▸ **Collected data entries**
◇ ◇ ◇ ◇ ◇

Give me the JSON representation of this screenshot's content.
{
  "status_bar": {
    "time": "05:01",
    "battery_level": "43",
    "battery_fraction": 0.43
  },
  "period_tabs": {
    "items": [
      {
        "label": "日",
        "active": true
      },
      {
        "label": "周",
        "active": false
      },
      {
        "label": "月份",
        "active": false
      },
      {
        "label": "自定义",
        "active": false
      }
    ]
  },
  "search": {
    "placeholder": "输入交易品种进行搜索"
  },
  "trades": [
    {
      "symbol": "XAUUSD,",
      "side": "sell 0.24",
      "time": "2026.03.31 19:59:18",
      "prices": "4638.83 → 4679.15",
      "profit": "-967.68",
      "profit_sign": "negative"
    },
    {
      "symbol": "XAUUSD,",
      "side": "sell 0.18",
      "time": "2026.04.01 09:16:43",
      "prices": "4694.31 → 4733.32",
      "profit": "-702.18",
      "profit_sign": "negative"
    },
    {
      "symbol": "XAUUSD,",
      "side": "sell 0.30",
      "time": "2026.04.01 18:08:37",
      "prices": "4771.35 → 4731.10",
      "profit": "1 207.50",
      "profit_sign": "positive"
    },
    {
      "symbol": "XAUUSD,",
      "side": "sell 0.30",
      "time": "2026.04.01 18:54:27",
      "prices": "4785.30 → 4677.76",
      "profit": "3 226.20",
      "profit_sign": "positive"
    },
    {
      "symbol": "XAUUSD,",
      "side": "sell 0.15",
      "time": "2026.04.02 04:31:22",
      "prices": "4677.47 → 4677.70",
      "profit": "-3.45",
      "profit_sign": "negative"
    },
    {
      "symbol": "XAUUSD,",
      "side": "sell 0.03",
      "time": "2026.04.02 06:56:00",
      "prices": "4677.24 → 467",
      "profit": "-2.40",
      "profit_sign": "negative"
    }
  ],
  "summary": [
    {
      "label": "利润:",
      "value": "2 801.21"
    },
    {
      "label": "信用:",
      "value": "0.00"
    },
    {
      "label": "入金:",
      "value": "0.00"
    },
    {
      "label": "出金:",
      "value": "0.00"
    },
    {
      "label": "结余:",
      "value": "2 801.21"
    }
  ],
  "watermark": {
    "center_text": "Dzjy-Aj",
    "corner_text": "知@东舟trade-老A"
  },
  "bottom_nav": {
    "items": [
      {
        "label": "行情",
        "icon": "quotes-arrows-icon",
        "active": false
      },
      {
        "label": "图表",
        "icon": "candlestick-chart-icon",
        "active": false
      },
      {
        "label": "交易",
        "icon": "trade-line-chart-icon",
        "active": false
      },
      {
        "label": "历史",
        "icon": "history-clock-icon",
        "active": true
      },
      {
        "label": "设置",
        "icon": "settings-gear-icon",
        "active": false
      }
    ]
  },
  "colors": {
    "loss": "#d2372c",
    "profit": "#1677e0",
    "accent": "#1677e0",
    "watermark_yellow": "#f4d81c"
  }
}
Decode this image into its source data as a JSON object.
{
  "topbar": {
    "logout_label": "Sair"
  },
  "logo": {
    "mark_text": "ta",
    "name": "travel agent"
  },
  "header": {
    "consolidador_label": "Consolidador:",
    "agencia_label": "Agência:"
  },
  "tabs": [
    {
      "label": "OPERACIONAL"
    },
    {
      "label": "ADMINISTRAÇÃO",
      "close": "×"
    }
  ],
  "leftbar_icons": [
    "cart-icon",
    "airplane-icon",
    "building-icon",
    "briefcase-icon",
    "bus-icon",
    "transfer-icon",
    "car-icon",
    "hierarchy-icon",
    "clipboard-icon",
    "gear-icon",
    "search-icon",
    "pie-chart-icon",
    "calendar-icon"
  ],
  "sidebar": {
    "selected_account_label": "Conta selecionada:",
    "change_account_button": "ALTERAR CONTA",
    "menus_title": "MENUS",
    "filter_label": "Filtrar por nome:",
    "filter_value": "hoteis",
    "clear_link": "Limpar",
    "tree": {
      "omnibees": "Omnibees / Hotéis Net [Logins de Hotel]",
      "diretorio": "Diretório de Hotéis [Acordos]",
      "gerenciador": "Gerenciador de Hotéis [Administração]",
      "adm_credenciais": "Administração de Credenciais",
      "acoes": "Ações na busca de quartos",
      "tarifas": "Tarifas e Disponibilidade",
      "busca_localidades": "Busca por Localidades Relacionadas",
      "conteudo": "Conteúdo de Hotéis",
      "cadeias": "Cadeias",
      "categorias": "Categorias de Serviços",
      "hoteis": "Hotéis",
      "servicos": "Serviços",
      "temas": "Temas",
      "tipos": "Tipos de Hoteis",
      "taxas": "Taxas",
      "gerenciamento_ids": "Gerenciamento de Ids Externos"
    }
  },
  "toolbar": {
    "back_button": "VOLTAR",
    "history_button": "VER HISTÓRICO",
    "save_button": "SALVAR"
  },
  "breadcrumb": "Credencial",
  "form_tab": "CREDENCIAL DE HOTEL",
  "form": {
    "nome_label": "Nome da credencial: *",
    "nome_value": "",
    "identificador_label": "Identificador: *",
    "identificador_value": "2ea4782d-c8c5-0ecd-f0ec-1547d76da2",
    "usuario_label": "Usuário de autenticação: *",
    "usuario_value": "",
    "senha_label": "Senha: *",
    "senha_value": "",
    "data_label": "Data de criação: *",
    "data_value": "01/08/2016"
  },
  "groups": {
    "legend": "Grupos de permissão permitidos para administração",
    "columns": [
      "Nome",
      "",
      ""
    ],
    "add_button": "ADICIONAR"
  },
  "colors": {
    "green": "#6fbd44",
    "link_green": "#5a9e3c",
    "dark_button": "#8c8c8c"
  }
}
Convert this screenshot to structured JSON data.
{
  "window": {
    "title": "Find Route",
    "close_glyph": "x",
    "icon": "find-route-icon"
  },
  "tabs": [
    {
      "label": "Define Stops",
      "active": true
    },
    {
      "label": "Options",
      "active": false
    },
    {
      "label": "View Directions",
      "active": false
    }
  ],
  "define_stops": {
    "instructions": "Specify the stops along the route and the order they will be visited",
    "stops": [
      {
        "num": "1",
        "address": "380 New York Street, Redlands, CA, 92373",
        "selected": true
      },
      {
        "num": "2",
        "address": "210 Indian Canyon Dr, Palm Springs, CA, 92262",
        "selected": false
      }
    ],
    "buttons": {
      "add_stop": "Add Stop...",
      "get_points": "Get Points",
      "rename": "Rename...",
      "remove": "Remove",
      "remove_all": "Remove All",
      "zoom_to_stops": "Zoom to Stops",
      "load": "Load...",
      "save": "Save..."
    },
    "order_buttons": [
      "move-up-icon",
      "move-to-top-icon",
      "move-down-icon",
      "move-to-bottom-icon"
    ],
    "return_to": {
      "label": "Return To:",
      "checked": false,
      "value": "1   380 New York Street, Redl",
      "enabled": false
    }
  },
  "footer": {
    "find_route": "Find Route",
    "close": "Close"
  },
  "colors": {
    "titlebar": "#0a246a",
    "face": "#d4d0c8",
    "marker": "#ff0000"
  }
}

◇ ◇ ◇ ◇ ◇

▸ **WORK TO DO**
Filter the records for lines holding the string "chart". Copy each one.

▸ **WORKED SOLUTION**
        "icon": "candlestick-chart-icon",
        "icon": "trade-line-chart-icon",
    "pie-chart-icon",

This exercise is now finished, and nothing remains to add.